● Task requirements
Once the pictures are set aside, transcribe the remaining data exactly.

### Entries supplied

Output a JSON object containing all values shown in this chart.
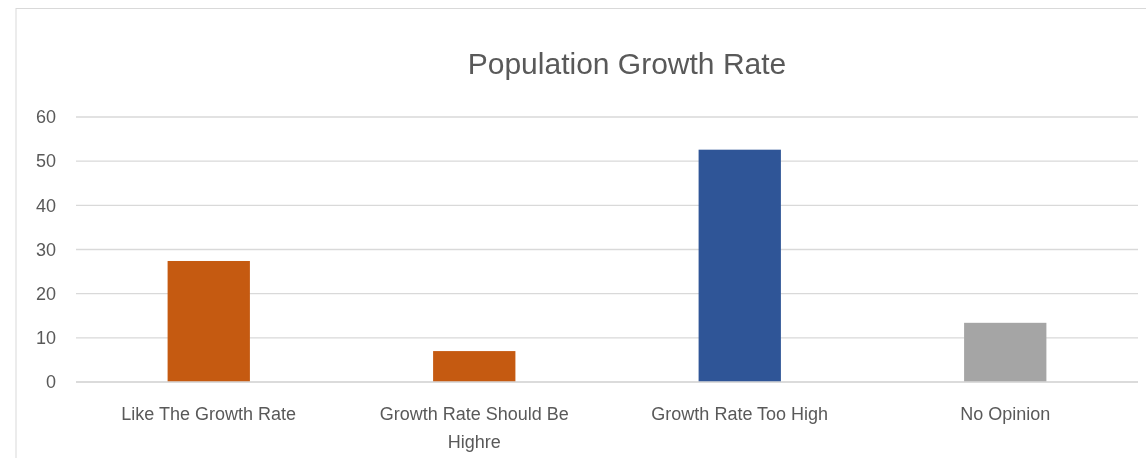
{
  "chart_data": {
    "type": "bar",
    "title": "Population Growth Rate",
    "categories": [
      "Like The Growth Rate",
      "Growth Rate Should Be Highre",
      "Growth Rate Too High",
      "No Opinion"
    ],
    "values": [
      27.4,
      7.0,
      52.6,
      13.4
    ],
    "colors": [
      "#c55a11",
      "#c55a11",
      "#2f5597",
      "#a5a5a5"
    ],
    "ylim": [
      0,
      60
    ],
    "yticks": [
      0,
      10,
      20,
      30,
      40,
      50,
      60
    ],
    "grid": "y"
  }
}
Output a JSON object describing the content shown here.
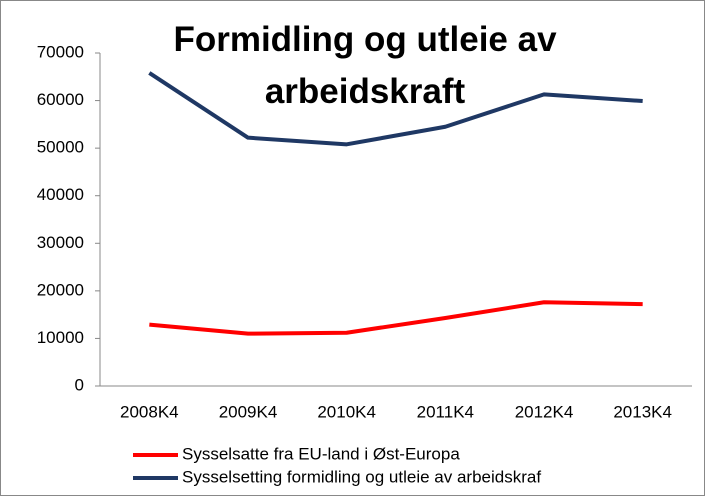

######

● Task response
Output a JSON object containing all values shown in this chart.
{
  "chart_data": {
    "type": "bar",
    "title": "Population Growth Rate",
    "categories": [
      "Like The Growth Rate",
      "Growth Rate Should Be Highre",
      "Growth Rate Too High",
      "No Opinion"
    ],
    "values": [
      27.4,
      7.0,
      52.6,
      13.4
    ],
    "colors": [
      "#c55a11",
      "#c55a11",
      "#2f5597",
      "#a5a5a5"
    ],
    "ylim": [
      0,
      60
    ],
    "yticks": [
      0,
      10,
      20,
      30,
      40,
      50,
      60
    ],
    "grid": "y"
  }
}
Output a JSON object describing the content shown here.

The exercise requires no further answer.